[Data records]
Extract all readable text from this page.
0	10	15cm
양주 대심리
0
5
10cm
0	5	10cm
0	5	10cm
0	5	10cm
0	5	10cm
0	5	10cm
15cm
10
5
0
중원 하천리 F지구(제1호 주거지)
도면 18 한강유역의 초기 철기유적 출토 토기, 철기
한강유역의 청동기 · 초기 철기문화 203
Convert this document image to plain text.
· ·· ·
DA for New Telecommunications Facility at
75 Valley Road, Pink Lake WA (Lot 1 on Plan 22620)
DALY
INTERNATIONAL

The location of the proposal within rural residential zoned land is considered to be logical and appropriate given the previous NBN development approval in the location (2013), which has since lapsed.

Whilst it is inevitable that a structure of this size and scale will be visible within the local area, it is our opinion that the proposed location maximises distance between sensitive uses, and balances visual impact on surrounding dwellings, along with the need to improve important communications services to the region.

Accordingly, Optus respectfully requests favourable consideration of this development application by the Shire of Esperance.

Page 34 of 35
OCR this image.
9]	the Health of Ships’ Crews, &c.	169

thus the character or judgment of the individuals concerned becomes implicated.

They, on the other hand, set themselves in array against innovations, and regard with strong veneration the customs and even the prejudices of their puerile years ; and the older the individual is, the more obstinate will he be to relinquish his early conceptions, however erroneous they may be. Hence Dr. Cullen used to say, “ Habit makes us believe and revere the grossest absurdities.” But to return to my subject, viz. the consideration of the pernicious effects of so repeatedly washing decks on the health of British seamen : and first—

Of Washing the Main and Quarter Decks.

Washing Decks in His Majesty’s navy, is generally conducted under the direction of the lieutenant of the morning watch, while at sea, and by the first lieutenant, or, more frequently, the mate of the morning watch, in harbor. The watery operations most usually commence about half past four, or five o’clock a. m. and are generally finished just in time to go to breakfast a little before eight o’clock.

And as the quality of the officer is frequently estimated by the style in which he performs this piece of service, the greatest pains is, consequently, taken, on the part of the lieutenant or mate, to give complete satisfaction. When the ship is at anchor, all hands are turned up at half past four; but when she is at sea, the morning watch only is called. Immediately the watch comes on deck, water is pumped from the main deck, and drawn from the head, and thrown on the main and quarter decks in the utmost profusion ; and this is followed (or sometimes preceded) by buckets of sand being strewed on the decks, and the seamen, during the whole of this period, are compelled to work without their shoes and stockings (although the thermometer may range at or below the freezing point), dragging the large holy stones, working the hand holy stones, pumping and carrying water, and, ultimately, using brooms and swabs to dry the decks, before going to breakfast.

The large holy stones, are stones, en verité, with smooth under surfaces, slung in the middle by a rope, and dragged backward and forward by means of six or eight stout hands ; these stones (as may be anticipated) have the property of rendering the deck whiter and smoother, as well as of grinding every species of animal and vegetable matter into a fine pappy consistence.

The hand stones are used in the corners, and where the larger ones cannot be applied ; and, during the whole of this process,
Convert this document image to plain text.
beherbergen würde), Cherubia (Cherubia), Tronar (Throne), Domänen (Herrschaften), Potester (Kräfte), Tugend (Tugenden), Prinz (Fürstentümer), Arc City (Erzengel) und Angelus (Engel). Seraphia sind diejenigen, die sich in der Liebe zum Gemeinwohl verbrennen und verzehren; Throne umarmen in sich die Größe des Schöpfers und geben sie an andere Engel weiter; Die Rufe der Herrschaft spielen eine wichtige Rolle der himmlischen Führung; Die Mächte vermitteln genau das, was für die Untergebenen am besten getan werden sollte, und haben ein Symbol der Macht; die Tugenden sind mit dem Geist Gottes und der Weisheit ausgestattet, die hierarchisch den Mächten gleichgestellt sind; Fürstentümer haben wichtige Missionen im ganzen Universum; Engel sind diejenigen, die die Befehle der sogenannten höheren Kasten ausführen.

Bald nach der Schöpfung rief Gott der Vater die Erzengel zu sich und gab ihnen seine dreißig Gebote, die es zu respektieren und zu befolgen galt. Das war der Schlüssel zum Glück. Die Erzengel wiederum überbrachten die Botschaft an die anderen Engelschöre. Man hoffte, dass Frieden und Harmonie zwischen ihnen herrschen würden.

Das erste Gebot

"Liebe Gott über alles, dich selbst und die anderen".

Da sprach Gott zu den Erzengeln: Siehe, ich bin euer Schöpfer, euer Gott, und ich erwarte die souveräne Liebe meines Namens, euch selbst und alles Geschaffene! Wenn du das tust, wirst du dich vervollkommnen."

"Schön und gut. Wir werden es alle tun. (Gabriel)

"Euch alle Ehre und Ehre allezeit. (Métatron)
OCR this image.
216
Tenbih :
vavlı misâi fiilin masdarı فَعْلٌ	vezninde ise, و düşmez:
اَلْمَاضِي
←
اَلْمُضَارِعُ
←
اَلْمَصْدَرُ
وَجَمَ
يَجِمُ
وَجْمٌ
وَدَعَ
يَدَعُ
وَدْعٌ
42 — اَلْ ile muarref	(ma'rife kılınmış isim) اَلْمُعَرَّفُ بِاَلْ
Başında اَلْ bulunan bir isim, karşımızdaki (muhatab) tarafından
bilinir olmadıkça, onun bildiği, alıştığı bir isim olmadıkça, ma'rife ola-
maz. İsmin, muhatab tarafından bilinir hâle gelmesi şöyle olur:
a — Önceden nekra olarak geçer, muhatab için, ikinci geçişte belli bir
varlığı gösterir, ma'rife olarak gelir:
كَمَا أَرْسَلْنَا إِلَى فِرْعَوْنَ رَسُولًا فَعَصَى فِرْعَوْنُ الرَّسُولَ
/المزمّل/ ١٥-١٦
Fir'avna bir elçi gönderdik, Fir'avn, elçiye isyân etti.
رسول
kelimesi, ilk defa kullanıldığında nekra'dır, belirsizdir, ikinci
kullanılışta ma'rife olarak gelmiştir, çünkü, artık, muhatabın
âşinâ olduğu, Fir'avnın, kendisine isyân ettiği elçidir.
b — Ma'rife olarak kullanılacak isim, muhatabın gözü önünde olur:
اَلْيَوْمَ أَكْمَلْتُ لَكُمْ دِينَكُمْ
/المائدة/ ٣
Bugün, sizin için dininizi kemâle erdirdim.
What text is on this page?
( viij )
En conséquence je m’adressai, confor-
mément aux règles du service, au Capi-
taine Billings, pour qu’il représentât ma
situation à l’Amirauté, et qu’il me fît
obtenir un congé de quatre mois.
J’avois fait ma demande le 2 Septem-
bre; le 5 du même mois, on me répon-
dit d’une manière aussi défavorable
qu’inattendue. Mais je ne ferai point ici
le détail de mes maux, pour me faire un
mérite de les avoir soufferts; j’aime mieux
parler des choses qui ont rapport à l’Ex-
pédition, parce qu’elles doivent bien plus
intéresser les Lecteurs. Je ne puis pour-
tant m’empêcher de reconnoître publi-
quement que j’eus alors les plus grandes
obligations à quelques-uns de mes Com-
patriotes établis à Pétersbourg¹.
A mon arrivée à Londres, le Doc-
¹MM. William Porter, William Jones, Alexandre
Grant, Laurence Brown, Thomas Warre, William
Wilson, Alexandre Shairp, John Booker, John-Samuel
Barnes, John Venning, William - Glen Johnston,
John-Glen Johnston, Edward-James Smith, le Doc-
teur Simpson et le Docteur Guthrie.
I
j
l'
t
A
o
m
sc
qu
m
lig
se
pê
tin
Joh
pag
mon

* [What the exercise asks]:
The records above must be repeated exactly, every one of them.

* [Problem solution]:
Extract all readable text from this page.
0	10	15cm
양주 대심리
0
5
10cm
0	5	10cm
0	5	10cm
0	5	10cm
0	5	10cm
0	5	10cm
15cm
10
5
0
중원 하천리 F지구(제1호 주거지)
도면 18 한강유역의 초기 철기유적 출토 토기, 철기
한강유역의 청동기 · 초기 철기문화 203
Convert this document image to plain text.
· ·· ·
DA for New Telecommunications Facility at
75 Valley Road, Pink Lake WA (Lot 1 on Plan 22620)
DALY
INTERNATIONAL

The location of the proposal within rural residential zoned land is considered to be logical and appropriate given the previous NBN development approval in the location (2013), which has since lapsed.

Whilst it is inevitable that a structure of this size and scale will be visible within the local area, it is our opinion that the proposed location maximises distance between sensitive uses, and balances visual impact on surrounding dwellings, along with the need to improve important communications services to the region.

Accordingly, Optus respectfully requests favourable consideration of this development application by the Shire of Esperance.

Page 34 of 35
OCR this image.
9]	the Health of Ships’ Crews, &c.	169

thus the character or judgment of the individuals concerned becomes implicated.

They, on the other hand, set themselves in array against innovations, and regard with strong veneration the customs and even the prejudices of their puerile years ; and the older the individual is, the more obstinate will he be to relinquish his early conceptions, however erroneous they may be. Hence Dr. Cullen used to say, “ Habit makes us believe and revere the grossest absurdities.” But to return to my subject, viz. the consideration of the pernicious effects of so repeatedly washing decks on the health of British seamen : and first—

Of Washing the Main and Quarter Decks.

Washing Decks in His Majesty’s navy, is generally conducted under the direction of the lieutenant of the morning watch, while at sea, and by the first lieutenant, or, more frequently, the mate of the morning watch, in harbor. The watery operations most usually commence about half past four, or five o’clock a. m. and are generally finished just in time to go to breakfast a little before eight o’clock.

And as the quality of the officer is frequently estimated by the style in which he performs this piece of service, the greatest pains is, consequently, taken, on the part of the lieutenant or mate, to give complete satisfaction. When the ship is at anchor, all hands are turned up at half past four; but when she is at sea, the morning watch only is called. Immediately the watch comes on deck, water is pumped from the main deck, and drawn from the head, and thrown on the main and quarter decks in the utmost profusion ; and this is followed (or sometimes preceded) by buckets of sand being strewed on the decks, and the seamen, during the whole of this period, are compelled to work without their shoes and stockings (although the thermometer may range at or below the freezing point), dragging the large holy stones, working the hand holy stones, pumping and carrying water, and, ultimately, using brooms and swabs to dry the decks, before going to breakfast.

The large holy stones, are stones, en verité, with smooth under surfaces, slung in the middle by a rope, and dragged backward and forward by means of six or eight stout hands ; these stones (as may be anticipated) have the property of rendering the deck whiter and smoother, as well as of grinding every species of animal and vegetable matter into a fine pappy consistence.

The hand stones are used in the corners, and where the larger ones cannot be applied ; and, during the whole of this process,
Convert this document image to plain text.
beherbergen würde), Cherubia (Cherubia), Tronar (Throne), Domänen (Herrschaften), Potester (Kräfte), Tugend (Tugenden), Prinz (Fürstentümer), Arc City (Erzengel) und Angelus (Engel). Seraphia sind diejenigen, die sich in der Liebe zum Gemeinwohl verbrennen und verzehren; Throne umarmen in sich die Größe des Schöpfers und geben sie an andere Engel weiter; Die Rufe der Herrschaft spielen eine wichtige Rolle der himmlischen Führung; Die Mächte vermitteln genau das, was für die Untergebenen am besten getan werden sollte, und haben ein Symbol der Macht; die Tugenden sind mit dem Geist Gottes und der Weisheit ausgestattet, die hierarchisch den Mächten gleichgestellt sind; Fürstentümer haben wichtige Missionen im ganzen Universum; Engel sind diejenigen, die die Befehle der sogenannten höheren Kasten ausführen.

Bald nach der Schöpfung rief Gott der Vater die Erzengel zu sich und gab ihnen seine dreißig Gebote, die es zu respektieren und zu befolgen galt. Das war der Schlüssel zum Glück. Die Erzengel wiederum überbrachten die Botschaft an die anderen Engelschöre. Man hoffte, dass Frieden und Harmonie zwischen ihnen herrschen würden.

Das erste Gebot

"Liebe Gott über alles, dich selbst und die anderen".

Da sprach Gott zu den Erzengeln: Siehe, ich bin euer Schöpfer, euer Gott, und ich erwarte die souveräne Liebe meines Namens, euch selbst und alles Geschaffene! Wenn du das tust, wirst du dich vervollkommnen."

"Schön und gut. Wir werden es alle tun. (Gabriel)

"Euch alle Ehre und Ehre allezeit. (Métatron)
OCR this image.
216
Tenbih :
vavlı misâi fiilin masdarı فَعْلٌ	vezninde ise, و düşmez:
اَلْمَاضِي
←
اَلْمُضَارِعُ
←
اَلْمَصْدَرُ
وَجَمَ
يَجِمُ
وَجْمٌ
وَدَعَ
يَدَعُ
وَدْعٌ
42 — اَلْ ile muarref	(ma'rife kılınmış isim) اَلْمُعَرَّفُ بِاَلْ
Başında اَلْ bulunan bir isim, karşımızdaki (muhatab) tarafından
bilinir olmadıkça, onun bildiği, alıştığı bir isim olmadıkça, ma'rife ola-
maz. İsmin, muhatab tarafından bilinir hâle gelmesi şöyle olur:
a — Önceden nekra olarak geçer, muhatab için, ikinci geçişte belli bir
varlığı gösterir, ma'rife olarak gelir:
كَمَا أَرْسَلْنَا إِلَى فِرْعَوْنَ رَسُولًا فَعَصَى فِرْعَوْنُ الرَّسُولَ
/المزمّل/ ١٥-١٦
Fir'avna bir elçi gönderdik, Fir'avn, elçiye isyân etti.
رسول
kelimesi, ilk defa kullanıldığında nekra'dır, belirsizdir, ikinci
kullanılışta ma'rife olarak gelmiştir, çünkü, artık, muhatabın
âşinâ olduğu, Fir'avnın, kendisine isyân ettiği elçidir.
b — Ma'rife olarak kullanılacak isim, muhatabın gözü önünde olur:
اَلْيَوْمَ أَكْمَلْتُ لَكُمْ دِينَكُمْ
/المائدة/ ٣
Bugün, sizin için dininizi kemâle erdirdim.
What text is on this page?
( viij )
En conséquence je m’adressai, confor-
mément aux règles du service, au Capi-
taine Billings, pour qu’il représentât ma
situation à l’Amirauté, et qu’il me fît
obtenir un congé de quatre mois.
J’avois fait ma demande le 2 Septem-
bre; le 5 du même mois, on me répon-
dit d’une manière aussi défavorable
qu’inattendue. Mais je ne ferai point ici
le détail de mes maux, pour me faire un
mérite de les avoir soufferts; j’aime mieux
parler des choses qui ont rapport à l’Ex-
pédition, parce qu’elles doivent bien plus
intéresser les Lecteurs. Je ne puis pour-
tant m’empêcher de reconnoître publi-
quement que j’eus alors les plus grandes
obligations à quelques-uns de mes Com-
patriotes établis à Pétersbourg¹.
A mon arrivée à Londres, le Doc-
¹MM. William Porter, William Jones, Alexandre
Grant, Laurence Brown, Thomas Warre, William
Wilson, Alexandre Shairp, John Booker, John-Samuel
Barnes, John Venning, William - Glen Johnston,
John-Glen Johnston, Edward-James Smith, le Doc-
teur Simpson et le Docteur Guthrie.
I
j
l'
t
A
o
m
sc
qu
m
lig
se
pê
tin
Joh
pag
mon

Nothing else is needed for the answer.